__PROBLEM TO SOLVE__. Count the lines below that contain the word "также", and reply with only that number.

[START RECORDED INFORMATION]

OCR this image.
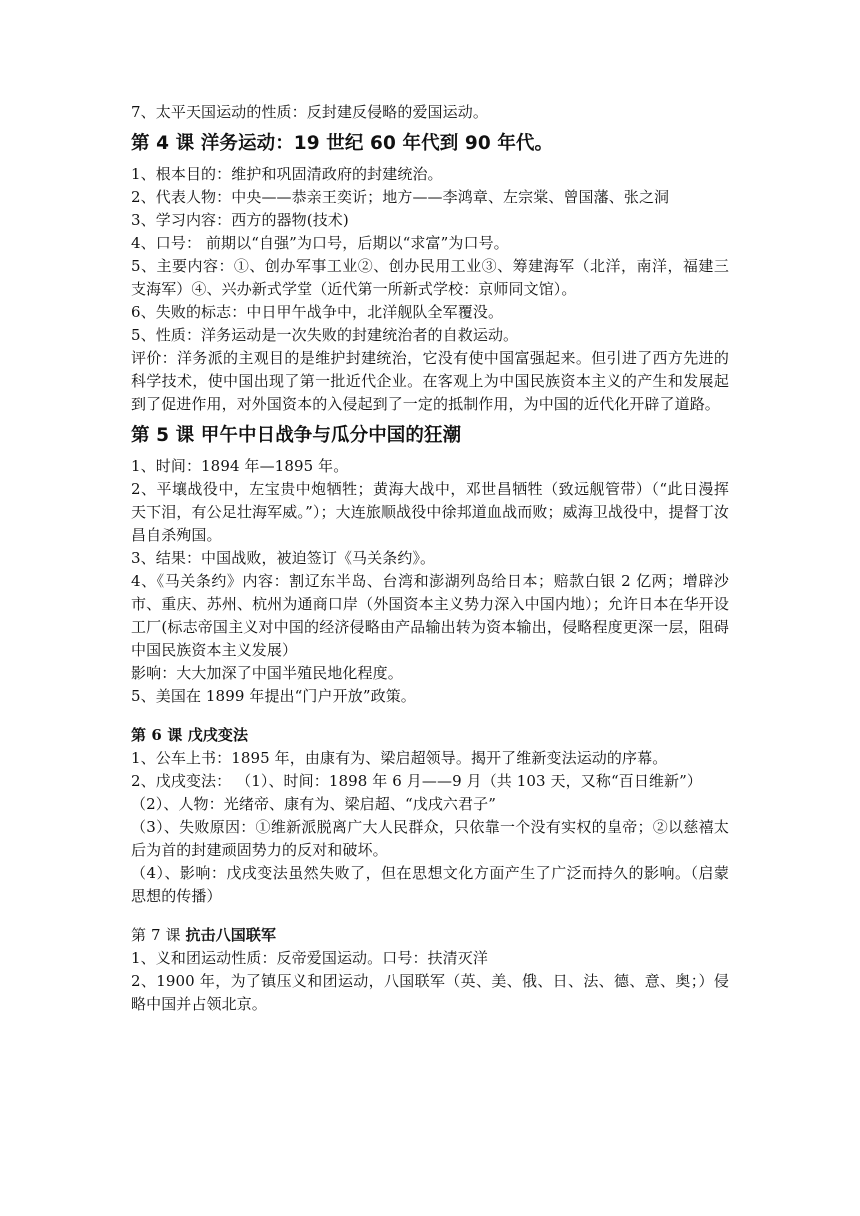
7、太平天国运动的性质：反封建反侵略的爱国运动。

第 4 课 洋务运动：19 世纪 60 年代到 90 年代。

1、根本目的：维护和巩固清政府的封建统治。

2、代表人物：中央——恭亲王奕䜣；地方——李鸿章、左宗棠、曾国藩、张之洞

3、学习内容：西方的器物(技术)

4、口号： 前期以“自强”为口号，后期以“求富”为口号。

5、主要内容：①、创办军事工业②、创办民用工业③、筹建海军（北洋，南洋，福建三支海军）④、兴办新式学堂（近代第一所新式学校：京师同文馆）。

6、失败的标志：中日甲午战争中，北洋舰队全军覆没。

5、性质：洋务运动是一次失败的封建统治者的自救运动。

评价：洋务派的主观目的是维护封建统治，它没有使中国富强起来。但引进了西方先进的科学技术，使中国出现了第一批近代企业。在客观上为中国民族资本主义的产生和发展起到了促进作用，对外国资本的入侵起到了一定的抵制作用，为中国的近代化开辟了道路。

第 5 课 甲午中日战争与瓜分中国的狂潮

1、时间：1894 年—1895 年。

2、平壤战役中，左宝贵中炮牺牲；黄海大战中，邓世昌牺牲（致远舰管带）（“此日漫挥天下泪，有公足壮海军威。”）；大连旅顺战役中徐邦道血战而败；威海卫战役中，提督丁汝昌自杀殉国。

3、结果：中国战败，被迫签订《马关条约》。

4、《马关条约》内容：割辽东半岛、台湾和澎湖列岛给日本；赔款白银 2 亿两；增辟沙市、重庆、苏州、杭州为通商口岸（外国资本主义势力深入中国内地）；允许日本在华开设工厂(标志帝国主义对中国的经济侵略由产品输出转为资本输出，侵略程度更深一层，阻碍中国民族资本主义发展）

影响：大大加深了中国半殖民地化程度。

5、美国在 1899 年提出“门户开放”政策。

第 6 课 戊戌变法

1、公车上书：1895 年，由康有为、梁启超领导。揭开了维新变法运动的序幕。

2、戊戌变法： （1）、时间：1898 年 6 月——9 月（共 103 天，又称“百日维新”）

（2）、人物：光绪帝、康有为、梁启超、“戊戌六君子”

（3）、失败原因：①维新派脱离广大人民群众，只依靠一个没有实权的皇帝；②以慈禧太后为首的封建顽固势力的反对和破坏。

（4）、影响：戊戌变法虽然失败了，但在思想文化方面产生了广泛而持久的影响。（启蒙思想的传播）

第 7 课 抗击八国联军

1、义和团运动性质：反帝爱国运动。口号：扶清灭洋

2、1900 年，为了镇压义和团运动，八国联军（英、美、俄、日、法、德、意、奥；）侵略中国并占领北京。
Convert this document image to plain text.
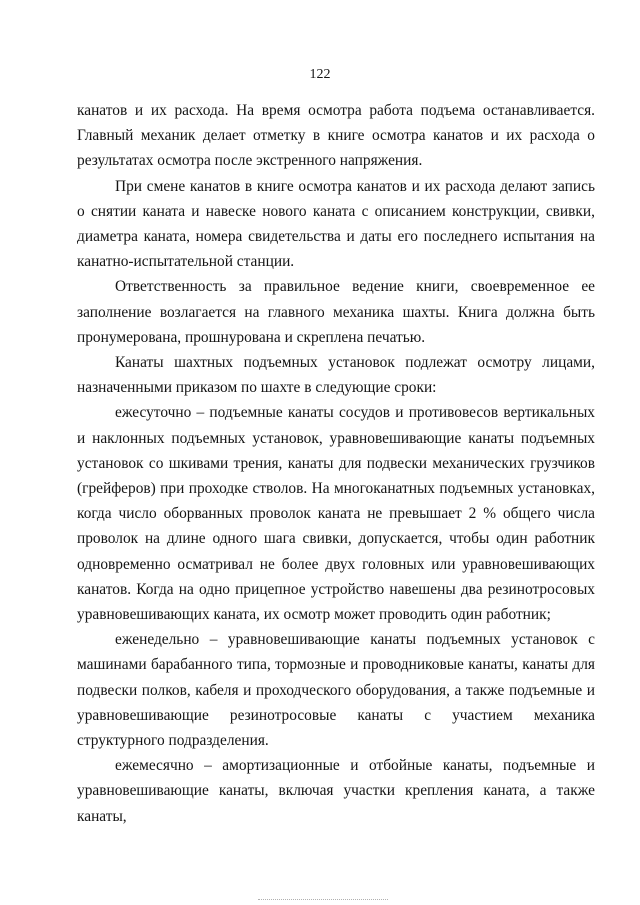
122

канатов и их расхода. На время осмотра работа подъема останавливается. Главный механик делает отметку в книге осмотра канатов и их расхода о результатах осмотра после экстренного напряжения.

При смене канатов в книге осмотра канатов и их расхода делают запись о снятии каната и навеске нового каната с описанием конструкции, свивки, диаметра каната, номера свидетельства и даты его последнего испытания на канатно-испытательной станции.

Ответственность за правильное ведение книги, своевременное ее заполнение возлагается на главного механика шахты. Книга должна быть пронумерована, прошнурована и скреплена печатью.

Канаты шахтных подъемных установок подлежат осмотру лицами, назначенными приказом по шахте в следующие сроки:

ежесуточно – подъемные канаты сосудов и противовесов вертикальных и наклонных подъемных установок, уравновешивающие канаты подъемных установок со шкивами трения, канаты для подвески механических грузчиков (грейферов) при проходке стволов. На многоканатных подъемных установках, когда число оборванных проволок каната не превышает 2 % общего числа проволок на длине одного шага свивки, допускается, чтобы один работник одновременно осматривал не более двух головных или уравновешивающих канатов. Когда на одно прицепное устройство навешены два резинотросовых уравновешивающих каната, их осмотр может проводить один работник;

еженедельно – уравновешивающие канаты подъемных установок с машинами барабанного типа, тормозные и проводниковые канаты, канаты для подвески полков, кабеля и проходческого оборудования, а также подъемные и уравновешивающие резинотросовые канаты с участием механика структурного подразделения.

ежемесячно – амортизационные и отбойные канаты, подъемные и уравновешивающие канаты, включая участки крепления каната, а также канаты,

[END RECORDED INFORMATION]

__COMPLETE RESPONSE__. 2